## Work to be completed:
Return every record verbatim.

## Extracted records:
•••••
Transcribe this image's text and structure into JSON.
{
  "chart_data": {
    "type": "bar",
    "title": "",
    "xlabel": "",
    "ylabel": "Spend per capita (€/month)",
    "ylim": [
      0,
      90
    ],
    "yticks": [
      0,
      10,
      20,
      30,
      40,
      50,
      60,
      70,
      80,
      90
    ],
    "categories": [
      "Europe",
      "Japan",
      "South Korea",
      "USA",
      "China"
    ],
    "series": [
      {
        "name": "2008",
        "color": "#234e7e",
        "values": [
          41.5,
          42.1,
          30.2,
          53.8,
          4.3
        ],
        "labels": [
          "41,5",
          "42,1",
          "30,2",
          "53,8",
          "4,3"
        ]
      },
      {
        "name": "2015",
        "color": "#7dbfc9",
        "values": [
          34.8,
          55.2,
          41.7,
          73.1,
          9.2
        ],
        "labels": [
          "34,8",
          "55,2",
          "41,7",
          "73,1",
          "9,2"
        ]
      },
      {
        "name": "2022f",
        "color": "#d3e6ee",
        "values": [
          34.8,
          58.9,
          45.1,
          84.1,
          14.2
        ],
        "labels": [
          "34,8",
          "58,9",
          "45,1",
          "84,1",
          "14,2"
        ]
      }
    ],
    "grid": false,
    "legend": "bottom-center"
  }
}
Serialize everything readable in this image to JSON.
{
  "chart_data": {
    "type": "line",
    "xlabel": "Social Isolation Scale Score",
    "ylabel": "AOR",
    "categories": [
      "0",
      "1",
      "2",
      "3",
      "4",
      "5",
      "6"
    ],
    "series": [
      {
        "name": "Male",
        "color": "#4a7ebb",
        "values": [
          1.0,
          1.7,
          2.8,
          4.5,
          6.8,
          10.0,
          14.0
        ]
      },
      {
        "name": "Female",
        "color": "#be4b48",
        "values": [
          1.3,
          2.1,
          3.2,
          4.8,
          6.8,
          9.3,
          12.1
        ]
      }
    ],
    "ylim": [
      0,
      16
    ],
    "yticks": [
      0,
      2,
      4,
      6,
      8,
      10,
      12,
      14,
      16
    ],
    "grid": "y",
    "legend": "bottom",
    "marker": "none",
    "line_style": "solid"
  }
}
•••••
## Result:
Transcribe this image's text and structure into JSON.
{
  "chart_data": {
    "type": "bar",
    "title": "",
    "xlabel": "",
    "ylabel": "Spend per capita (€/month)",
    "ylim": [
      0,
      90
    ],
    "yticks": [
      0,
      10,
      20,
      30,
      40,
      50,
      60,
      70,
      80,
      90
    ],
    "categories": [
      "Europe",
      "Japan",
      "South Korea",
      "USA",
      "China"
    ],
    "series": [
      {
        "name": "2008",
        "color": "#234e7e",
        "values": [
          41.5,
          42.1,
          30.2,
          53.8,
          4.3
        ],
        "labels": [
          "41,5",
          "42,1",
          "30,2",
          "53,8",
          "4,3"
        ]
      },
      {
        "name": "2015",
        "color": "#7dbfc9",
        "values": [
          34.8,
          55.2,
          41.7,
          73.1,
          9.2
        ],
        "labels": [
          "34,8",
          "55,2",
          "41,7",
          "73,1",
          "9,2"
        ]
      },
      {
        "name": "2022f",
        "color": "#d3e6ee",
        "values": [
          34.8,
          58.9,
          45.1,
          84.1,
          14.2
        ],
        "labels": [
          "34,8",
          "58,9",
          "45,1",
          "84,1",
          "14,2"
        ]
      }
    ],
    "grid": false,
    "legend": "bottom-center"
  }
}
Serialize everything readable in this image to JSON.
{
  "chart_data": {
    "type": "line",
    "xlabel": "Social Isolation Scale Score",
    "ylabel": "AOR",
    "categories": [
      "0",
      "1",
      "2",
      "3",
      "4",
      "5",
      "6"
    ],
    "series": [
      {
        "name": "Male",
        "color": "#4a7ebb",
        "values": [
          1.0,
          1.7,
          2.8,
          4.5,
          6.8,
          10.0,
          14.0
        ]
      },
      {
        "name": "Female",
        "color": "#be4b48",
        "values": [
          1.3,
          2.1,
          3.2,
          4.8,
          6.8,
          9.3,
          12.1
        ]
      }
    ],
    "ylim": [
      0,
      16
    ],
    "yticks": [
      0,
      2,
      4,
      6,
      8,
      10,
      12,
      14,
      16
    ],
    "grid": "y",
    "legend": "bottom",
    "marker": "none",
    "line_style": "solid"
  }
}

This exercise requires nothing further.